• TASK TO COMPLETE
Copy out each line of the listing that has the word "zero" in it.

• INFORMATION GIVEN
--------------------------------

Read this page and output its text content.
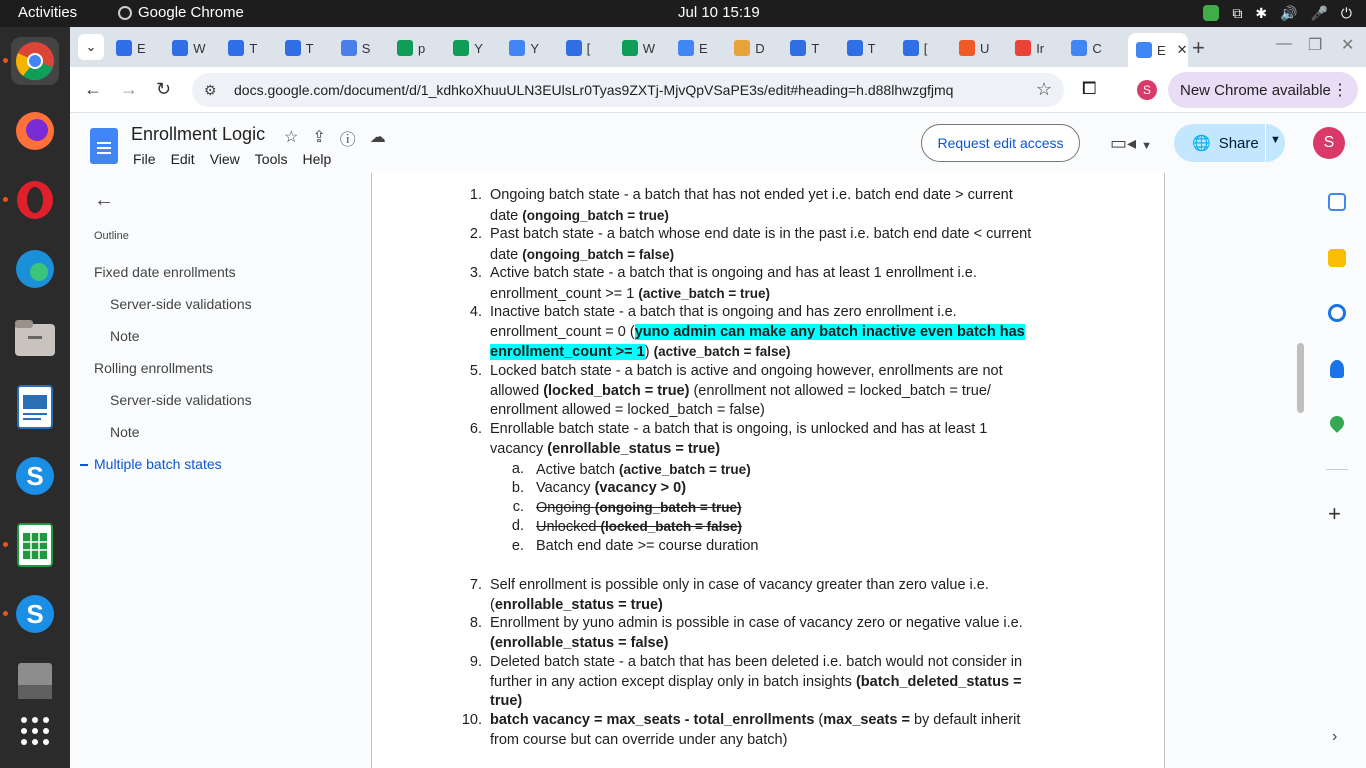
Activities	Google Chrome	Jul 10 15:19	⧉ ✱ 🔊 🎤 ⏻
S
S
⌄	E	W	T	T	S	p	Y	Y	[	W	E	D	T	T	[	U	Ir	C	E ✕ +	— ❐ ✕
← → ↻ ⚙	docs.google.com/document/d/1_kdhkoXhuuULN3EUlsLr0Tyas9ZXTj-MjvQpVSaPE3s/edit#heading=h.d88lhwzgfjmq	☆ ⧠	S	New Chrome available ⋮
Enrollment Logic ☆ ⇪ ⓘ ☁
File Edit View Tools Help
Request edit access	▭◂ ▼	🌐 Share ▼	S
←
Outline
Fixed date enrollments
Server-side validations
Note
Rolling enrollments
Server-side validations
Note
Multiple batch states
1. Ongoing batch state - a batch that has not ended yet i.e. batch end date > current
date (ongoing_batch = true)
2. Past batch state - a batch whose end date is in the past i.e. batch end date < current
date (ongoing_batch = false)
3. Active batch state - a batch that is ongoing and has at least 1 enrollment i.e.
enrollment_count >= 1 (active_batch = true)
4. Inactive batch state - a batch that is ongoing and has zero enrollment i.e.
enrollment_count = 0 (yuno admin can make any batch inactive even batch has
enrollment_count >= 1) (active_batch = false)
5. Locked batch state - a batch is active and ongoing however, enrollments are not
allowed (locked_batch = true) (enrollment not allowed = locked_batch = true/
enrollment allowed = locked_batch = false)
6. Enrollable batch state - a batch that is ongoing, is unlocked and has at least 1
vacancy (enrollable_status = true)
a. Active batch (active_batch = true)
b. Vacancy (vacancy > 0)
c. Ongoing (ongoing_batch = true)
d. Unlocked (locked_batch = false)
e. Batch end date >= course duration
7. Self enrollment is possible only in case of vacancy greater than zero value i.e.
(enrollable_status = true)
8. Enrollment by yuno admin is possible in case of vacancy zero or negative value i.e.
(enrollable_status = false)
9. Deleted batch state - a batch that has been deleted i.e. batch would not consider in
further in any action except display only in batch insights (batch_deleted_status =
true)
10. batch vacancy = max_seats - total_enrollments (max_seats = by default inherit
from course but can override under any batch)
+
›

--------------------------------

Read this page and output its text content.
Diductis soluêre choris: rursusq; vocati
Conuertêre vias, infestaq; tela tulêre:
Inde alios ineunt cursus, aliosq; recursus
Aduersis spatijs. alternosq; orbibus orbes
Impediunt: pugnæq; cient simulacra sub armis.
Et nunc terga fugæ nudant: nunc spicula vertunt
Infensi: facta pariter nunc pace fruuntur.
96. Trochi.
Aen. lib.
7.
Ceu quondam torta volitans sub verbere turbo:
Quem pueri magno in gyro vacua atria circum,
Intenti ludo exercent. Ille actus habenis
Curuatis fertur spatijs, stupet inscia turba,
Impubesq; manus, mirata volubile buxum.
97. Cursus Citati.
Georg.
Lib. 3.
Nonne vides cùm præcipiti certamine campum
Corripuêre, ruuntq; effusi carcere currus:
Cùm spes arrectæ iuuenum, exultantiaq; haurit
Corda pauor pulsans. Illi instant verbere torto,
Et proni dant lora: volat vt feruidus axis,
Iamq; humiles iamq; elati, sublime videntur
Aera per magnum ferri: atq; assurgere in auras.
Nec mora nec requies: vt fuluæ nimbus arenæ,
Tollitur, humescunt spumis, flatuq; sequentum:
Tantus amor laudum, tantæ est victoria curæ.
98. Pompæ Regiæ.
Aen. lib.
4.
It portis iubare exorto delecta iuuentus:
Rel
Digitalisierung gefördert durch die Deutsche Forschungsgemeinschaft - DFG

--------------------------------

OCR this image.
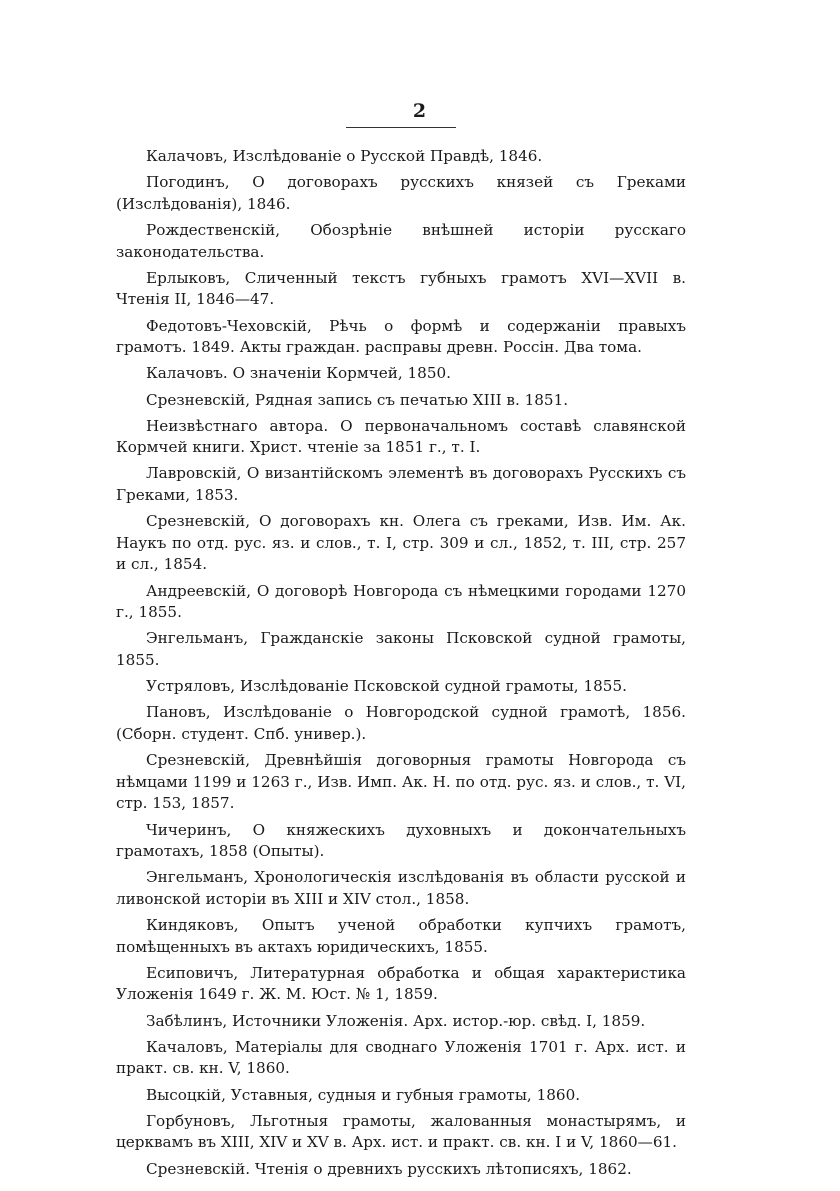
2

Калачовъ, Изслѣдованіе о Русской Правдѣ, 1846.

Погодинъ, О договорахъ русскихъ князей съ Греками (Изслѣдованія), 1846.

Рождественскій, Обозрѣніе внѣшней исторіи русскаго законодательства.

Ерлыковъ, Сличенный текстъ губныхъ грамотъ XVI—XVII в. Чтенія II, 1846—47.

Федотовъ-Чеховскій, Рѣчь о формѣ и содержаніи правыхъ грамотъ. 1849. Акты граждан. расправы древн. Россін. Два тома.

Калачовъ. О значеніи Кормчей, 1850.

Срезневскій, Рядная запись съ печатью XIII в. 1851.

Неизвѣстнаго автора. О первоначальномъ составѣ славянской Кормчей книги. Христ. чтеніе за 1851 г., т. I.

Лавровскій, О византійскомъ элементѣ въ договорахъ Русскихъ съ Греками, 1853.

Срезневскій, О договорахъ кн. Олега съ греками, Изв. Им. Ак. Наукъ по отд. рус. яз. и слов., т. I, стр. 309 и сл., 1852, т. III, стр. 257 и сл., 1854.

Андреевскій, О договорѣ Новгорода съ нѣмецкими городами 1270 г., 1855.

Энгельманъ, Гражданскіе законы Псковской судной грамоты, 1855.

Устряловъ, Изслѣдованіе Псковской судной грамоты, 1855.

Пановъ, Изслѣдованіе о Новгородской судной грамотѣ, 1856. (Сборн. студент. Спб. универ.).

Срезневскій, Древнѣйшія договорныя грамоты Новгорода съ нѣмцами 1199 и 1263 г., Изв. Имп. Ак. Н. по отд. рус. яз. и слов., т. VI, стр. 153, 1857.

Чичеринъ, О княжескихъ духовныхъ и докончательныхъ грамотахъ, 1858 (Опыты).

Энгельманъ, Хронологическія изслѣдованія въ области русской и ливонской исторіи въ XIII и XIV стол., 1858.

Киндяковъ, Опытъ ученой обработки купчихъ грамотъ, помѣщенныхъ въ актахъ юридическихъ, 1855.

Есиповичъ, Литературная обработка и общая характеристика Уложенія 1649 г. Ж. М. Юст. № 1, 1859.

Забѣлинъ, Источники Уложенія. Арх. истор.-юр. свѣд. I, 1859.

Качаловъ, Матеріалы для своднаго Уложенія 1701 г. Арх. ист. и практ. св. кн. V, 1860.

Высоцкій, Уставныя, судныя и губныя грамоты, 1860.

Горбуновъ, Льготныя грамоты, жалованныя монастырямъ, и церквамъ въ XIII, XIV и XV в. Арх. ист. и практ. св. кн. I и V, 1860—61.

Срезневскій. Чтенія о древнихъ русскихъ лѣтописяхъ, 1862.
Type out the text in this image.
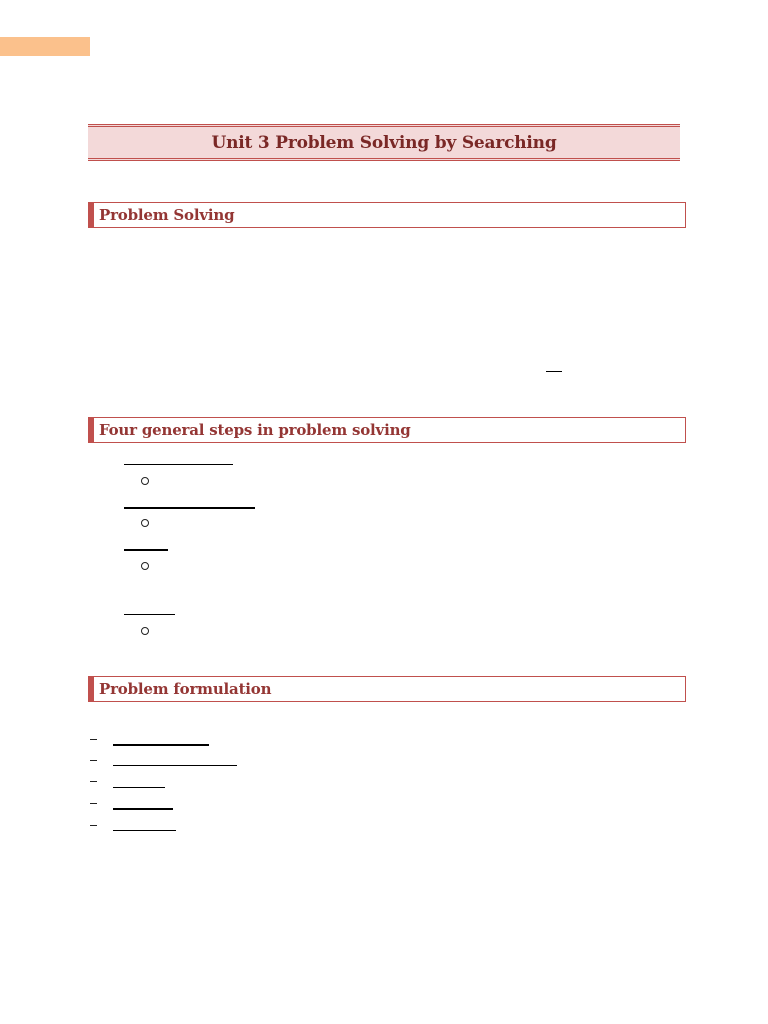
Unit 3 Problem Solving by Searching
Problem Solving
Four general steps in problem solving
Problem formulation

--------------------------------

• THE COMPLETED TASK
4. Inactive batch state - a batch that is ongoing and has zero enrollment i.e.
7. Self enrollment is possible only in case of vacancy greater than zero value i.e.
8. Enrollment by yuno admin is possible in case of vacancy zero or negative value i.e.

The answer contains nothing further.